Work instructions.
(a) Answer these questions from the piece on Sandra Day O'Connor:
(i) Which vote of hers does the piece tell readers to remember?
(ii) In what city and year was she born?
(iii) Whom did she marry, and in what year?
(b) Extend the piece on Sandra Day O'Connor, picking up after its last sentence.

Source.

Sandra Day O’Connor is dead. One of the most overrated political/legal figures of the late twentieth century, O’Connor leaves a legacy just as bad as any other awful Republican of the time. Ignore her moderation on some issues. Remember her vote in Bush v. Gore and what that did to destroy our democracy.

Born in El Paso, Texas in 1930, Sandra Day grew up in rural Arizona. Her parents owned a large ranch way out by the New Mexico border. It was so rural that she went back to El Paso for schooling because there weren’t any schools near the ranch. This was some Old West living. Her remarkable intelligence got recognized from an early age. She graduated from high school at the age of 16 and went to Stanford University. She majored in economics, graduated with top honors, and then went to law school there. She started dating the editor of the Stanford Law Review, William Rehnquist. In fact, the future Chief Justice asked her to marry him, but she demurred. I am going to try to drive the thought of her and Rehnquist getting nasty behind the robes out of my mind, but mostly am failing to do so. Anyway, she married another law student named John Jay O’Connor, in 1952.

Listed entries.
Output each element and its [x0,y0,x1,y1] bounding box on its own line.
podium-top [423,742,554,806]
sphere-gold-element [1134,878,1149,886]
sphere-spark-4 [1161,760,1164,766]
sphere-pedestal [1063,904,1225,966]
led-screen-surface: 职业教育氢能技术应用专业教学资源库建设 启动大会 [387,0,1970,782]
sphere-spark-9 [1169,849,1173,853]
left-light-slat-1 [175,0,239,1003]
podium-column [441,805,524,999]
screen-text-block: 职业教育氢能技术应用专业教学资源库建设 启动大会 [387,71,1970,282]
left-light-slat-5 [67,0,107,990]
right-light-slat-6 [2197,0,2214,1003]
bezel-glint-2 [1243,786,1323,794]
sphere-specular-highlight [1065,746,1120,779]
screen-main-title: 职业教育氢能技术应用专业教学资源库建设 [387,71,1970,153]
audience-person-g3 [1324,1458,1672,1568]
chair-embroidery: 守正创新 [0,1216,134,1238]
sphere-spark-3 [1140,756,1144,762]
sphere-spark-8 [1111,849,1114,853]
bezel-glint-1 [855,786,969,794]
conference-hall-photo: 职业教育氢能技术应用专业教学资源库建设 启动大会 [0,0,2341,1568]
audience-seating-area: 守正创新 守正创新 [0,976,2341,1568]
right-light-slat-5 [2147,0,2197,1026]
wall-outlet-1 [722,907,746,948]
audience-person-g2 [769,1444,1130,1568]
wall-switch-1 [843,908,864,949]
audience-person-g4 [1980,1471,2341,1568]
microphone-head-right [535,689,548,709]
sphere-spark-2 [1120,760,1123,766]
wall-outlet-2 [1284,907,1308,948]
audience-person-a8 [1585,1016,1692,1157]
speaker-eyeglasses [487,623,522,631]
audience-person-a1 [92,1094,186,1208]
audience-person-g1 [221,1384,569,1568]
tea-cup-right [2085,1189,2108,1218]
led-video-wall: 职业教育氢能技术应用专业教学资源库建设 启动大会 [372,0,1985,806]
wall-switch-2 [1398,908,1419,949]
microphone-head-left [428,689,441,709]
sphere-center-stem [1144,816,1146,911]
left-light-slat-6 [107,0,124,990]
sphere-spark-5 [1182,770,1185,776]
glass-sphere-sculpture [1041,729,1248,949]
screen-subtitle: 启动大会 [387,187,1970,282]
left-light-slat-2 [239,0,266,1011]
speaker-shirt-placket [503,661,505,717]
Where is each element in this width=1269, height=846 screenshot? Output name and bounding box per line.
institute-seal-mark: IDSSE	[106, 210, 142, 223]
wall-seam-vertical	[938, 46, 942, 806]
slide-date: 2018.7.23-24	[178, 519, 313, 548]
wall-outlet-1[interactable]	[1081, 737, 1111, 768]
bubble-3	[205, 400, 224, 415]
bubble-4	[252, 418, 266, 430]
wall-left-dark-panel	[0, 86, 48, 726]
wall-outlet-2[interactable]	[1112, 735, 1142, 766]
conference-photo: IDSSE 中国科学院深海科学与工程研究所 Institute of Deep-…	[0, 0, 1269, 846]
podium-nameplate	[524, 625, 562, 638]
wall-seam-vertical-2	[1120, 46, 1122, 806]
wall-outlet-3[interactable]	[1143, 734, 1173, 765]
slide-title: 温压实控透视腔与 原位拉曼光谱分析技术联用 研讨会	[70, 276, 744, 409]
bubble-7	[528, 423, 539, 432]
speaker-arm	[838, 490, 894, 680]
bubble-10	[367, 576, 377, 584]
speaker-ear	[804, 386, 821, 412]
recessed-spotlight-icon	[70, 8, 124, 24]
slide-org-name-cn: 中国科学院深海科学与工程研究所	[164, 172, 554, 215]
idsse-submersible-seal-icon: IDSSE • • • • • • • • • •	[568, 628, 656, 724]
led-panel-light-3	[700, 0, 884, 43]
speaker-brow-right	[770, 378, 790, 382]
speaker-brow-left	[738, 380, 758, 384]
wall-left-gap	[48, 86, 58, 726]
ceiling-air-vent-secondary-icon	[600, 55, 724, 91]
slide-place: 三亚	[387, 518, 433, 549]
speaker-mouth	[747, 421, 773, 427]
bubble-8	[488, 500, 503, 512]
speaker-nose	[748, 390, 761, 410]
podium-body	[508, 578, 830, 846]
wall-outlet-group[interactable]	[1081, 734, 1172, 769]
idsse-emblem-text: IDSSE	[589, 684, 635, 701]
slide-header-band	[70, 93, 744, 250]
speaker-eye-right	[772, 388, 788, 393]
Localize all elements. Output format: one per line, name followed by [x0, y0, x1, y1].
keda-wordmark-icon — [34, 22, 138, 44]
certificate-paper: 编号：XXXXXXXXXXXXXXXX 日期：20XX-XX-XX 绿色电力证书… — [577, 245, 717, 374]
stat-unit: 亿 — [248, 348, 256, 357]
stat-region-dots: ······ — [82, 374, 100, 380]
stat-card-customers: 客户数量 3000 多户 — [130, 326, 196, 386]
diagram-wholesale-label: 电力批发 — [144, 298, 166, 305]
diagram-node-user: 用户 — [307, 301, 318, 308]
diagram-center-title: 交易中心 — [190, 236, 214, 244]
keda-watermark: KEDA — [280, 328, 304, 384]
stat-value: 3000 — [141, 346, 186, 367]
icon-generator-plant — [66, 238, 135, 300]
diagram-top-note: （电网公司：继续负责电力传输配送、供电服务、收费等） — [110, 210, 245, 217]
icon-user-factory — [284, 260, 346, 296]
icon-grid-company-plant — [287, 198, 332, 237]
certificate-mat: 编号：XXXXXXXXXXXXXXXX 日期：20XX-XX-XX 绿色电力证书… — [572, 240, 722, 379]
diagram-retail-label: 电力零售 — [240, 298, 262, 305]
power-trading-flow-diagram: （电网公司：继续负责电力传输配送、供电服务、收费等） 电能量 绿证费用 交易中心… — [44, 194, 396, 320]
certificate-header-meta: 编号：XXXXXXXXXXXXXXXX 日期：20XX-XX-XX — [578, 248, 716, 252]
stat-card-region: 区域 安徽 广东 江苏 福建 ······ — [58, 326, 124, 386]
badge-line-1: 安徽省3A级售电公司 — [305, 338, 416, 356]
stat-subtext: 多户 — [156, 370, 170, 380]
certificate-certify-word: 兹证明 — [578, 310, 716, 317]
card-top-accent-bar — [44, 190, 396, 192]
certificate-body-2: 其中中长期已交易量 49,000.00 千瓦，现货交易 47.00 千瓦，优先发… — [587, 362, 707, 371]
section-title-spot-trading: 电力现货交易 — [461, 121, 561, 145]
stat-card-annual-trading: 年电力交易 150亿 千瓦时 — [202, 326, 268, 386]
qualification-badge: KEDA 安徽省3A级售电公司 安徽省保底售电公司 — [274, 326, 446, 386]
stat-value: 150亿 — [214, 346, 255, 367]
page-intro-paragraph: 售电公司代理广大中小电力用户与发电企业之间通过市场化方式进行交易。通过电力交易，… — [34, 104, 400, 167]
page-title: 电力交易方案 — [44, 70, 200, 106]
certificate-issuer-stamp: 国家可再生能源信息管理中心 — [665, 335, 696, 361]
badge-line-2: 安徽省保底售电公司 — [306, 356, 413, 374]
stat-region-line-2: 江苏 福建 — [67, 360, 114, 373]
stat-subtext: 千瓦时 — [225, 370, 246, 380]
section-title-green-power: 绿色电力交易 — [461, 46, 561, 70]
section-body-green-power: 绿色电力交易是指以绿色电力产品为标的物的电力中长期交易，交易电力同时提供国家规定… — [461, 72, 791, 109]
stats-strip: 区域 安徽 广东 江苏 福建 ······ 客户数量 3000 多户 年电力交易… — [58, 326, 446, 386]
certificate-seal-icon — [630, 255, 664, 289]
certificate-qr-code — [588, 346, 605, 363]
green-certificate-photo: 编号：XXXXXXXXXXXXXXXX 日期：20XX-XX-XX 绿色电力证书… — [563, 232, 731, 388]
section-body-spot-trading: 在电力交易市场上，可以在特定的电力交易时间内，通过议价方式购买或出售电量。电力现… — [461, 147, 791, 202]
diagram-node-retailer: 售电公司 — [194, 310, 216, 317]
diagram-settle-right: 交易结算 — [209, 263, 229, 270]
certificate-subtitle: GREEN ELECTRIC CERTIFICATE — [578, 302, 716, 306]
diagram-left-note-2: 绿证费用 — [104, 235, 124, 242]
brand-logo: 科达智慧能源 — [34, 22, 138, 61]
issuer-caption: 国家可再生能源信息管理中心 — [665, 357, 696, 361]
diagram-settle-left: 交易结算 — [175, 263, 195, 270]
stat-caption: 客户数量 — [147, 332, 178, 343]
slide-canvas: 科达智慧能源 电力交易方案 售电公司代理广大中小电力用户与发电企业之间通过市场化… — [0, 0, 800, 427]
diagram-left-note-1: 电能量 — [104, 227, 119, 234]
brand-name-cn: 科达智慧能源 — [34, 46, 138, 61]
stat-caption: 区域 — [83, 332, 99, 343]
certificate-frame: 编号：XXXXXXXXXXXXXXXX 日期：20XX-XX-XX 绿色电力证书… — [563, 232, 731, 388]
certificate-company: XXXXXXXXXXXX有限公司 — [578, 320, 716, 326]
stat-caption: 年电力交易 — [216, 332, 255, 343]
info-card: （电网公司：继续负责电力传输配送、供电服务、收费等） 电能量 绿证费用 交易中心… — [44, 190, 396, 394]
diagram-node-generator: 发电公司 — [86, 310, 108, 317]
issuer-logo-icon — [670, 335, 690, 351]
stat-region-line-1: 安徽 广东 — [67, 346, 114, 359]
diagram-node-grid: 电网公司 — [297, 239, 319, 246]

Answers per task.
(a)
(i) Her vote in Bush v. Gore.
(ii) El Paso, Texas, in 1930.
(iii) John Jay O'Connor, in 1952.

(b)
Now Sandra Day O’Connor, she was a highly skilled lawyer but faced the sexism of the day at law firms. She had no intention of giving up her career and raising kids, though she did have three of them. She finally got a job with San Mateo County in California and the family moved there. They moved to Germany for awhile after her husband got drafted and she got legal work with the government. Then they moved to Arizona.

It didn’t take O’Connor long back home to get to know Barry Goldwater and she liked him a lot. His far-right extremism appealed to her own far-right extremism. He became a political hero to her and she was a worker on his presidential campaign in 1964. It is worth remembering this when everyone calls her a moderate on the Court now that she has died. This was a very, very conservative woman. That the far right moved ever farther right over the years does not make O’Connor someone who was not far right for her time. She definitely was that.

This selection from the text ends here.